begin Extracted material

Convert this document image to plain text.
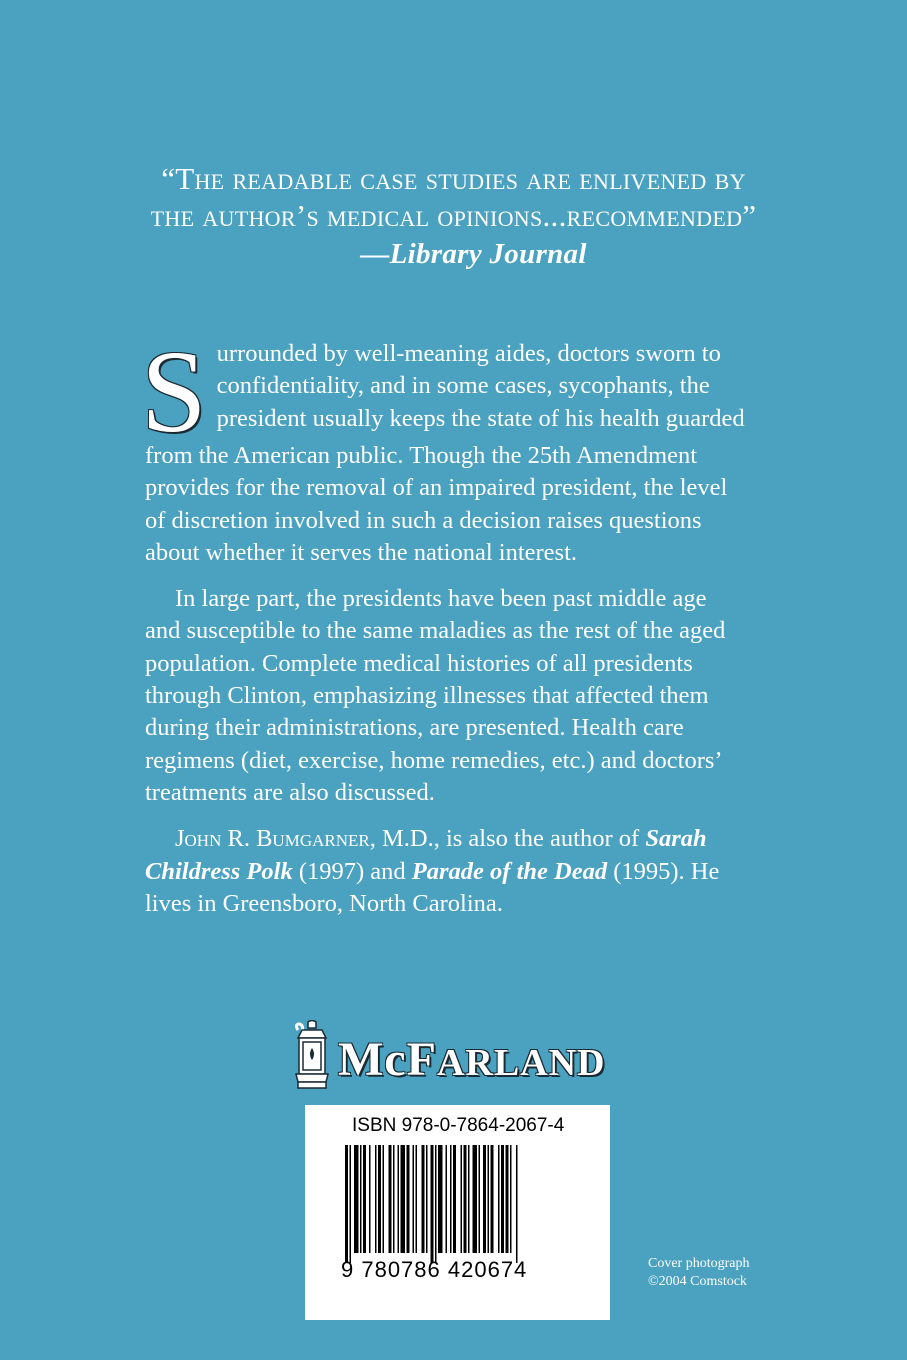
“The readable case studies are enlivened by
the author’s medical opinions...recommended”
—Library Journal
S urrounded by well-meaning aides, doctors sworn to

confidentiality, and in some cases, sycophants, the

president usually keeps the state of his health guarded

from the American public. Though the 25th Amendment

provides for the removal of an impaired president, the level

of discretion involved in such a decision raises questions

about whether it serves the national interest.

In large part, the presidents have been past middle age

and susceptible to the same maladies as the rest of the aged

population. Complete medical histories of all presidents

through Clinton, emphasizing illnesses that affected them

during their administrations, are presented. Health care

regimens (diet, exercise, home remedies, etc.) and doctors’

treatments are also discussed.

John R. Bumgarner, M.D., is also the author of Sarah

Childress Polk (1997) and Parade of the Dead (1995). He

lives in Greensboro, North Carolina.

McFARLAND
ISBN 978-0-7864-2067-4
9 780786 420674	Cover photograph
©2004 Comstock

end Extracted material

What is needed: Identify which lines contain the word "presidents" and copy each one.

Solution:
In large part, the presidents have been past middle age
population. Complete medical histories of all presidents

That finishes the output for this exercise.